The task:
Quote the listing below in its entirety, omitting every image.

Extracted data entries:

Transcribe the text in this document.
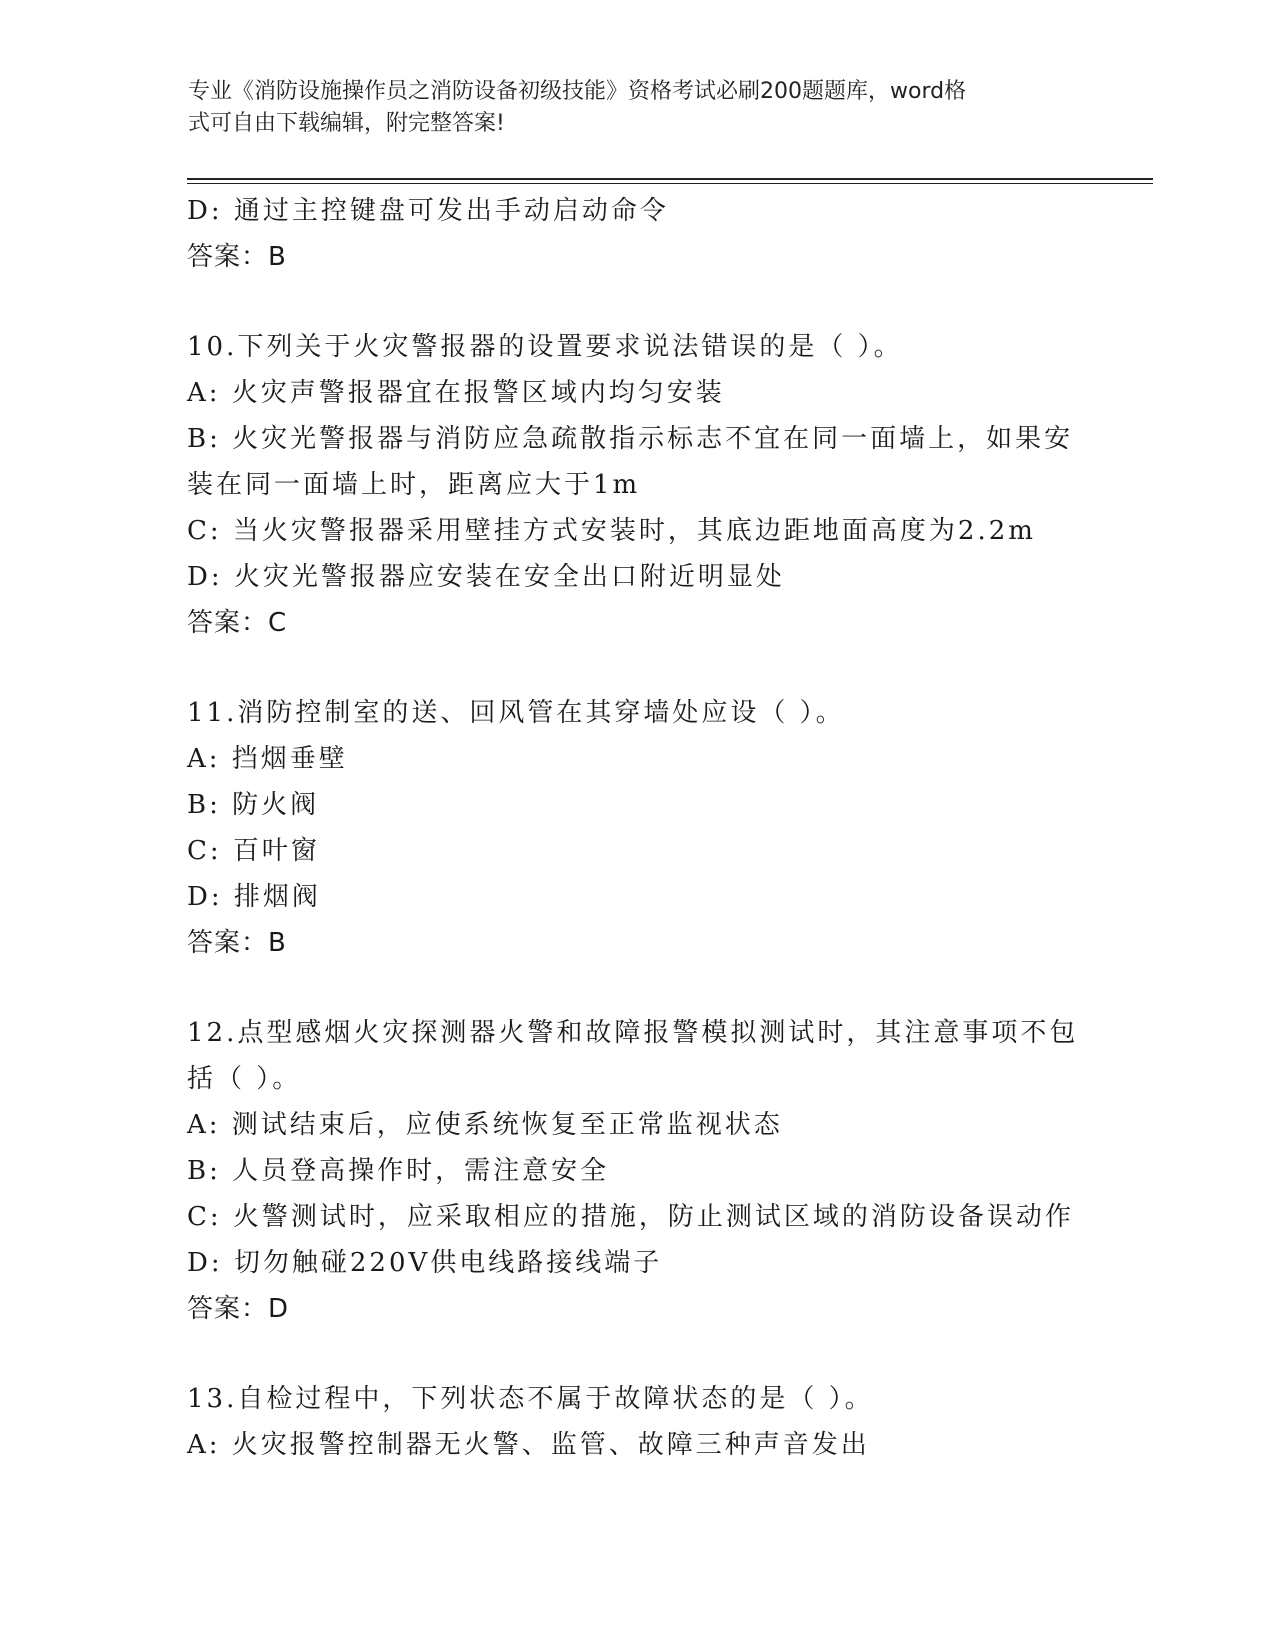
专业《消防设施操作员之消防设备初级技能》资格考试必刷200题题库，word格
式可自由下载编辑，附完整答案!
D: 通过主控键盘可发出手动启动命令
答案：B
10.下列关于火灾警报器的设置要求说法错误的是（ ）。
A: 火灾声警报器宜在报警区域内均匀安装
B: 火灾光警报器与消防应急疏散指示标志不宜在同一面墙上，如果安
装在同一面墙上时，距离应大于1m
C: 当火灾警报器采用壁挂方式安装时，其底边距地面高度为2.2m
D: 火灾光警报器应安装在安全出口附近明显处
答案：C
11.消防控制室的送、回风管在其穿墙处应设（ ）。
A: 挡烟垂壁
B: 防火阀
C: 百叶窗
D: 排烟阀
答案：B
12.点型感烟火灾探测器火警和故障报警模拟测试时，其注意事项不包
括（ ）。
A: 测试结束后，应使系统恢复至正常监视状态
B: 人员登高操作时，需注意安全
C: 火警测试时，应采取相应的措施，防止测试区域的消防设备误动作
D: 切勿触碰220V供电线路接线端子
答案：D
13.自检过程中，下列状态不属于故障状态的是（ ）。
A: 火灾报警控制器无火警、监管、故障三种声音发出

Task result:
Transcribe the text in this document.
专业《消防设施操作员之消防设备初级技能》资格考试必刷200题题库，word格
式可自由下载编辑，附完整答案!
D: 通过主控键盘可发出手动启动命令
答案：B
10.下列关于火灾警报器的设置要求说法错误的是（ ）。
A: 火灾声警报器宜在报警区域内均匀安装
B: 火灾光警报器与消防应急疏散指示标志不宜在同一面墙上，如果安
装在同一面墙上时，距离应大于1m
C: 当火灾警报器采用壁挂方式安装时，其底边距地面高度为2.2m
D: 火灾光警报器应安装在安全出口附近明显处
答案：C
11.消防控制室的送、回风管在其穿墙处应设（ ）。
A: 挡烟垂壁
B: 防火阀
C: 百叶窗
D: 排烟阀
答案：B
12.点型感烟火灾探测器火警和故障报警模拟测试时，其注意事项不包
括（ ）。
A: 测试结束后，应使系统恢复至正常监视状态
B: 人员登高操作时，需注意安全
C: 火警测试时，应采取相应的措施，防止测试区域的消防设备误动作
D: 切勿触碰220V供电线路接线端子
答案：D
13.自检过程中，下列状态不属于故障状态的是（ ）。
A: 火灾报警控制器无火警、监管、故障三种声音发出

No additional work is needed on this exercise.